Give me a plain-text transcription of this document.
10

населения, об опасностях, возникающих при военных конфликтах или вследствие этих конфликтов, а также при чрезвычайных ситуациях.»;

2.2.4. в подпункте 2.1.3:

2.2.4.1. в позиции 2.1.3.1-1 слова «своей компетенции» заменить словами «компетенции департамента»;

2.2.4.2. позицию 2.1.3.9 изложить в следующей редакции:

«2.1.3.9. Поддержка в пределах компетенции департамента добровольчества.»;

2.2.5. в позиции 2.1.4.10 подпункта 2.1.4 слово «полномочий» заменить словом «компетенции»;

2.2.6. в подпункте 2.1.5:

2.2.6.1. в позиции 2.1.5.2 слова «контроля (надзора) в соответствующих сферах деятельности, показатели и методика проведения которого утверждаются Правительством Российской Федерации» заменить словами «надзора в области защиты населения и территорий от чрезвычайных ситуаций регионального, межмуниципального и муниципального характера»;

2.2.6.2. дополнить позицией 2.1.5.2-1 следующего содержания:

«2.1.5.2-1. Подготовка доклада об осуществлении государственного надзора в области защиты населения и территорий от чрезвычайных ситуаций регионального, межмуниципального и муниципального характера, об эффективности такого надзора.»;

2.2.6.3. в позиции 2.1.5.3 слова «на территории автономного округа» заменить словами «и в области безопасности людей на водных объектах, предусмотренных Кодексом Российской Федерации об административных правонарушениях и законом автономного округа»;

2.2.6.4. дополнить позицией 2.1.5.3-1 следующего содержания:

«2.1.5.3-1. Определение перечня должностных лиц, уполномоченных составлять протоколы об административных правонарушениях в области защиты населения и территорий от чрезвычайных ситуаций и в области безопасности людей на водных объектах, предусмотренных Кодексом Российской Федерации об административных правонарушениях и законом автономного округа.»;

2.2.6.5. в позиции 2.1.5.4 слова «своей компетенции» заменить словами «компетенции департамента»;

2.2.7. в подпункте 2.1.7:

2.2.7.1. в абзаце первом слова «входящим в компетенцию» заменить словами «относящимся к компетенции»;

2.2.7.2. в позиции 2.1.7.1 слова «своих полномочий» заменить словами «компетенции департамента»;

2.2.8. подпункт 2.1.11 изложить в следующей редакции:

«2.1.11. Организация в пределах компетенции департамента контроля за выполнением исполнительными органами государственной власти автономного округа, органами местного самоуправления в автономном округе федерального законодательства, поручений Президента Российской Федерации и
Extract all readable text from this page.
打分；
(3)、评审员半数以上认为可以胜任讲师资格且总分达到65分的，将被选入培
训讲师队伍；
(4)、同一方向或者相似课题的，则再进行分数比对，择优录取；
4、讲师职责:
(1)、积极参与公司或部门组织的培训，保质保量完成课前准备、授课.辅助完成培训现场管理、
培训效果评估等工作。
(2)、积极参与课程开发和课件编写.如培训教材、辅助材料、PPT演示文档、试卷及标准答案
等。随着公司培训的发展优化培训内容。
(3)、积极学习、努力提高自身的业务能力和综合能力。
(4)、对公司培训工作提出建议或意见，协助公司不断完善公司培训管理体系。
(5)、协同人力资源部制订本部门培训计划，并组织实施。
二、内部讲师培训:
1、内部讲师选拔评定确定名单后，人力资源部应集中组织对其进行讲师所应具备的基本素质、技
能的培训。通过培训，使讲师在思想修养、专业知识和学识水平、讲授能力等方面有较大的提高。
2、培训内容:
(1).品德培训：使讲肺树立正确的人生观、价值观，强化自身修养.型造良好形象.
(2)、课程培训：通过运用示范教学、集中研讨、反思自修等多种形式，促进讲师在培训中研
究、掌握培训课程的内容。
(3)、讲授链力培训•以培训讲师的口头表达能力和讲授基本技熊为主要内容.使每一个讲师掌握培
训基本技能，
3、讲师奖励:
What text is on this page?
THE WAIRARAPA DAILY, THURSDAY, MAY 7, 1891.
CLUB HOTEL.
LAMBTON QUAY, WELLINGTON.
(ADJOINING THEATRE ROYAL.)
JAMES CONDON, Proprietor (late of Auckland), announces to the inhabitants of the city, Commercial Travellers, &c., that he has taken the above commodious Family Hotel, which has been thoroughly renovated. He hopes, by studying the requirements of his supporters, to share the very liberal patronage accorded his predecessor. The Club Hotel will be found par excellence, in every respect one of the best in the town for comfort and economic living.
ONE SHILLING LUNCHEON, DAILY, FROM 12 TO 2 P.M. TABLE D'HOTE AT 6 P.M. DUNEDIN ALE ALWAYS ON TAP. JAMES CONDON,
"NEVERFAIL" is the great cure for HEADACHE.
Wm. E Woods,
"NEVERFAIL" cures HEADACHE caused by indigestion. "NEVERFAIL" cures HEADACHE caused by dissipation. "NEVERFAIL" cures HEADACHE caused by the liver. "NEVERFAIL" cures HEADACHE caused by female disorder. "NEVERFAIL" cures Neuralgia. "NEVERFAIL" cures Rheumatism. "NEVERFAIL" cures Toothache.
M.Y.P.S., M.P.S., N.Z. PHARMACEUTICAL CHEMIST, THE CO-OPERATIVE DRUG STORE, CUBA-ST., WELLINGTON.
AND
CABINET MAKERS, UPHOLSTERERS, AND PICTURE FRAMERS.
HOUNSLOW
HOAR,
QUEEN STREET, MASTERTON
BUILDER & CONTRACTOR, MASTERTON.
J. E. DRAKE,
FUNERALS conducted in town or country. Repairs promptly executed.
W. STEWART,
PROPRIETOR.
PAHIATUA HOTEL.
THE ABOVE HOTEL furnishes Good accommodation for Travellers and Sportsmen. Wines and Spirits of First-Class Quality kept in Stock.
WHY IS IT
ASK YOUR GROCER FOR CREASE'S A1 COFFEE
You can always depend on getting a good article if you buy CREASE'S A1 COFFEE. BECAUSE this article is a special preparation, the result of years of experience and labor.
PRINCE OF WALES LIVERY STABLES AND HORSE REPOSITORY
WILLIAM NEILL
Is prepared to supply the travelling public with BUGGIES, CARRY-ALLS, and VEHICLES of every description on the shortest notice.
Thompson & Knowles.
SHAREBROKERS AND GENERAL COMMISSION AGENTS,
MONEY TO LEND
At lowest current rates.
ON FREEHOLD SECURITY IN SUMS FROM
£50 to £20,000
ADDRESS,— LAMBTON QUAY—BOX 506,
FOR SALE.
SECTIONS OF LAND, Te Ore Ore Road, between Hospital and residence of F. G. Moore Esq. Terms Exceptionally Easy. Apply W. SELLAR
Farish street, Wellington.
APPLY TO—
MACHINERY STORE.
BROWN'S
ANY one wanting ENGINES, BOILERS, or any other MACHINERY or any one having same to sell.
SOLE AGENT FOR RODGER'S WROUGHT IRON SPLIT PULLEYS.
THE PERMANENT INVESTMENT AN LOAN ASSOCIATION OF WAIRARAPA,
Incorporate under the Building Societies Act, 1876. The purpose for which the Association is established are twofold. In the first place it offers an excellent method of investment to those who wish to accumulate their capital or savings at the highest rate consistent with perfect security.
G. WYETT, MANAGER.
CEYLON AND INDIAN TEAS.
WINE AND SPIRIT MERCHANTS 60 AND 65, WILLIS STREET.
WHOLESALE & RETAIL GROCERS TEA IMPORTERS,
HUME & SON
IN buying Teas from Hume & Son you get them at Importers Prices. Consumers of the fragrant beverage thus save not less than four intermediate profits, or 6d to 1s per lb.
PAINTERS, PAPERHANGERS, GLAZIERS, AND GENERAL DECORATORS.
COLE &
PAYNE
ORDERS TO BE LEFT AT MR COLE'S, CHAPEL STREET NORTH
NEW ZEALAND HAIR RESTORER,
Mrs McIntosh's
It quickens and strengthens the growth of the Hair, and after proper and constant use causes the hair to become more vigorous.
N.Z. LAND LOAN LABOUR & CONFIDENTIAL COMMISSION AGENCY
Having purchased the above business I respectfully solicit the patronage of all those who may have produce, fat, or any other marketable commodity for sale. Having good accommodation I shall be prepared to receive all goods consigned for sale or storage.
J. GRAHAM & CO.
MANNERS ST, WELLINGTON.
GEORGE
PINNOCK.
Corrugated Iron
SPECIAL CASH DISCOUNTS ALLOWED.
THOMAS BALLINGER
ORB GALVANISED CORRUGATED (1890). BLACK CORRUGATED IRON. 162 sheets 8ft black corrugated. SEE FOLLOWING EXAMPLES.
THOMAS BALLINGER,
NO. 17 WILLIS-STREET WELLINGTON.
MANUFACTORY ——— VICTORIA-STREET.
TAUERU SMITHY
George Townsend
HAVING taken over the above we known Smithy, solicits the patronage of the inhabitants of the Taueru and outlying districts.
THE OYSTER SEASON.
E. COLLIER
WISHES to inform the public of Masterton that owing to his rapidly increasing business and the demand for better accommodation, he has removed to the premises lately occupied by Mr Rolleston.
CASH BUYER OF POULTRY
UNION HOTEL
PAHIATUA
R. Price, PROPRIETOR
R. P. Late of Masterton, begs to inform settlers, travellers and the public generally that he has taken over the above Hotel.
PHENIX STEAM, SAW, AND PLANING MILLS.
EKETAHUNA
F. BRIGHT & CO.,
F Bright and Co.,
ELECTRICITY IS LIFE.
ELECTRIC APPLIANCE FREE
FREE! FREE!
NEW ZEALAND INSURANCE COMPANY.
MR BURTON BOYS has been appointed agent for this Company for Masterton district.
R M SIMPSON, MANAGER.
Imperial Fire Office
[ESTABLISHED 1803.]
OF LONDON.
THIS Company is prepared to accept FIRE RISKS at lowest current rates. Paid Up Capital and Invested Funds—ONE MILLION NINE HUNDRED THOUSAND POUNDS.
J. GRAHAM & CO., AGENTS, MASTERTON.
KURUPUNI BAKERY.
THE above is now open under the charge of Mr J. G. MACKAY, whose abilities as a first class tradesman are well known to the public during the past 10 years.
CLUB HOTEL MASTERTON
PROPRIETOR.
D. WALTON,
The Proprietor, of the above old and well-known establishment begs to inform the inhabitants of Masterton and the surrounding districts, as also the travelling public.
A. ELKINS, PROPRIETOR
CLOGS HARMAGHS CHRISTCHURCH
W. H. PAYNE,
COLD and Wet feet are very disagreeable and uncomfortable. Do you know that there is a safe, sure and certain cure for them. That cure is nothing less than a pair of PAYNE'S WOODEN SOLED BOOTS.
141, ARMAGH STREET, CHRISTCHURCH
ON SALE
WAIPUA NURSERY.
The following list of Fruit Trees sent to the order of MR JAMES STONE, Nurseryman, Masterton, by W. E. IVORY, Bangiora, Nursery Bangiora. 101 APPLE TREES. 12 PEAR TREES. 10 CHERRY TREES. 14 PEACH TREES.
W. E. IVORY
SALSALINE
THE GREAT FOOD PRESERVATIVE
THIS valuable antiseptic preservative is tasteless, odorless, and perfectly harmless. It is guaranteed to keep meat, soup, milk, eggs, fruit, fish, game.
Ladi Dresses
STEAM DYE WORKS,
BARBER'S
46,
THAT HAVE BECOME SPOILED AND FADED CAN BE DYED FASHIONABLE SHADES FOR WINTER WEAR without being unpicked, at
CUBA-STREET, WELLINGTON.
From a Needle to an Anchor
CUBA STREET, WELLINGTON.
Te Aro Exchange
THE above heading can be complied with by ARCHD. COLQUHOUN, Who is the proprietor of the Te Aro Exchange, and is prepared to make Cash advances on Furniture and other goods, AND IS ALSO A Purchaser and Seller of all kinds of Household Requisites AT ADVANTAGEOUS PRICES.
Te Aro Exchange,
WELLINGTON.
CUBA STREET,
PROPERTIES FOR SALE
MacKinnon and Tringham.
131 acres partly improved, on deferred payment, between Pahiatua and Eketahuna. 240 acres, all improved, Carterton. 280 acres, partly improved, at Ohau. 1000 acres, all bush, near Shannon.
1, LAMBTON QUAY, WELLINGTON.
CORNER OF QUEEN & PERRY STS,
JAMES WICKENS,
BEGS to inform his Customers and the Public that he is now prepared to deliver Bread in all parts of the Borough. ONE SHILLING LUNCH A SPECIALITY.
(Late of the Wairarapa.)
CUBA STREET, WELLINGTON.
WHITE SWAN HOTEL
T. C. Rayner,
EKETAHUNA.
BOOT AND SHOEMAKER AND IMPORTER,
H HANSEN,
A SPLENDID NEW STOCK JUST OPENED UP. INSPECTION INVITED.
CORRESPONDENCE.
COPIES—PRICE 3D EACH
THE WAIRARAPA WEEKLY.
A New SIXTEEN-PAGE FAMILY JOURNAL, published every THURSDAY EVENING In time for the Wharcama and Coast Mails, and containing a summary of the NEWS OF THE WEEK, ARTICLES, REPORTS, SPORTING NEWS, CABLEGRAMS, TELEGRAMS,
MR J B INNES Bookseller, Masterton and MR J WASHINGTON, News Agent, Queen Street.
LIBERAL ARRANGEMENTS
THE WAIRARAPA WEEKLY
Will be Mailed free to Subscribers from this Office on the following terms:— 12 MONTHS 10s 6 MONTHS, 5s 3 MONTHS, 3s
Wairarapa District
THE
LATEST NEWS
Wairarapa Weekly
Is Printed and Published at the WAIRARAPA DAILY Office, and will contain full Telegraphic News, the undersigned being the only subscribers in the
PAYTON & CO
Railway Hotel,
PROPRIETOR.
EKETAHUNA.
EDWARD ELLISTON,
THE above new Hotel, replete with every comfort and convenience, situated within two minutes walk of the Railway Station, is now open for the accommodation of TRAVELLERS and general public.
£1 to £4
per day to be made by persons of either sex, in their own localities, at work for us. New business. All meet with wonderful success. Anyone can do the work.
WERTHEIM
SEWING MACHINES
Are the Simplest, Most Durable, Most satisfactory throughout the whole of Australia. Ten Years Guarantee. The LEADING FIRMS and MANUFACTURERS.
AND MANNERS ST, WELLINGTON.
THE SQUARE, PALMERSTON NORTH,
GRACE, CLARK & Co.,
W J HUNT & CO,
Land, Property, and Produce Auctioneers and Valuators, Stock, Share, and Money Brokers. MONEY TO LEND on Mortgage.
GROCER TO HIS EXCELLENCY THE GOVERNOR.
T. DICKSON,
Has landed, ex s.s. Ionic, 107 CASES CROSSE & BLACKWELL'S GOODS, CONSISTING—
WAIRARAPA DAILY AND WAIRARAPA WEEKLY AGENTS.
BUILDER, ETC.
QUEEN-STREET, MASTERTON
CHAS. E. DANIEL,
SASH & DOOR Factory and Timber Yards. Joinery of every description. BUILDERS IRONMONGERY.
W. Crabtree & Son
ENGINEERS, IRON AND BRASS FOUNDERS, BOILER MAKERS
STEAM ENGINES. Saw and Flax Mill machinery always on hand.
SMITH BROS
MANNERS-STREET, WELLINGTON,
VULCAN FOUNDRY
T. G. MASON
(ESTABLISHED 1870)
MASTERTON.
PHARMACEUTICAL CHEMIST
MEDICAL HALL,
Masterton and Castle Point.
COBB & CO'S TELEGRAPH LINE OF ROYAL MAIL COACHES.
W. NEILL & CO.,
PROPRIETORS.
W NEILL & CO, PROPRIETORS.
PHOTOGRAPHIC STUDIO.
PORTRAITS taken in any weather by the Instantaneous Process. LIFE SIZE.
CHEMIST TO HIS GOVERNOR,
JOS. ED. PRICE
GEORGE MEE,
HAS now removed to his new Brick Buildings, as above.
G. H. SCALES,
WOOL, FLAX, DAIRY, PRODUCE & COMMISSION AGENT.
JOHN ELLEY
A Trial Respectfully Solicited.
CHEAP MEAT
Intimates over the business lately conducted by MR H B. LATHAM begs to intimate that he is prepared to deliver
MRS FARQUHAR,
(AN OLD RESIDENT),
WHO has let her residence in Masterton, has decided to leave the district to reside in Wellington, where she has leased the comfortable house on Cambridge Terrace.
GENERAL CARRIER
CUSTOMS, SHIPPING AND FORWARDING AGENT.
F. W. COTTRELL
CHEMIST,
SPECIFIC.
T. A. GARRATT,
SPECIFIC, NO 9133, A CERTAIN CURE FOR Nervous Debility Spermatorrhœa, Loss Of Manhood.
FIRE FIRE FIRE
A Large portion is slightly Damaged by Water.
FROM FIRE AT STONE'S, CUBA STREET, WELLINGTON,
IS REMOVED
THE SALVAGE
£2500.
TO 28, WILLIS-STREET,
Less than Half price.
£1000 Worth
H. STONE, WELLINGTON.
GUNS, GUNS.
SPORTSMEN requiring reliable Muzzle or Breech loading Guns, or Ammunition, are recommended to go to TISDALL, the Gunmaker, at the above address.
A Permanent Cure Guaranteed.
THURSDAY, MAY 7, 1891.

What to work on
Select all lines in the listing above where the word "своей" appears, and show them.

Solution
2.2.4.1. в позиции 2.1.3.1-1 слова «своей компетенции» заменить словами «компетенции департамента»;
2.2.6.5. в позиции 2.1.5.4 слова «своей компетенции» заменить словами «компетенции департамента»;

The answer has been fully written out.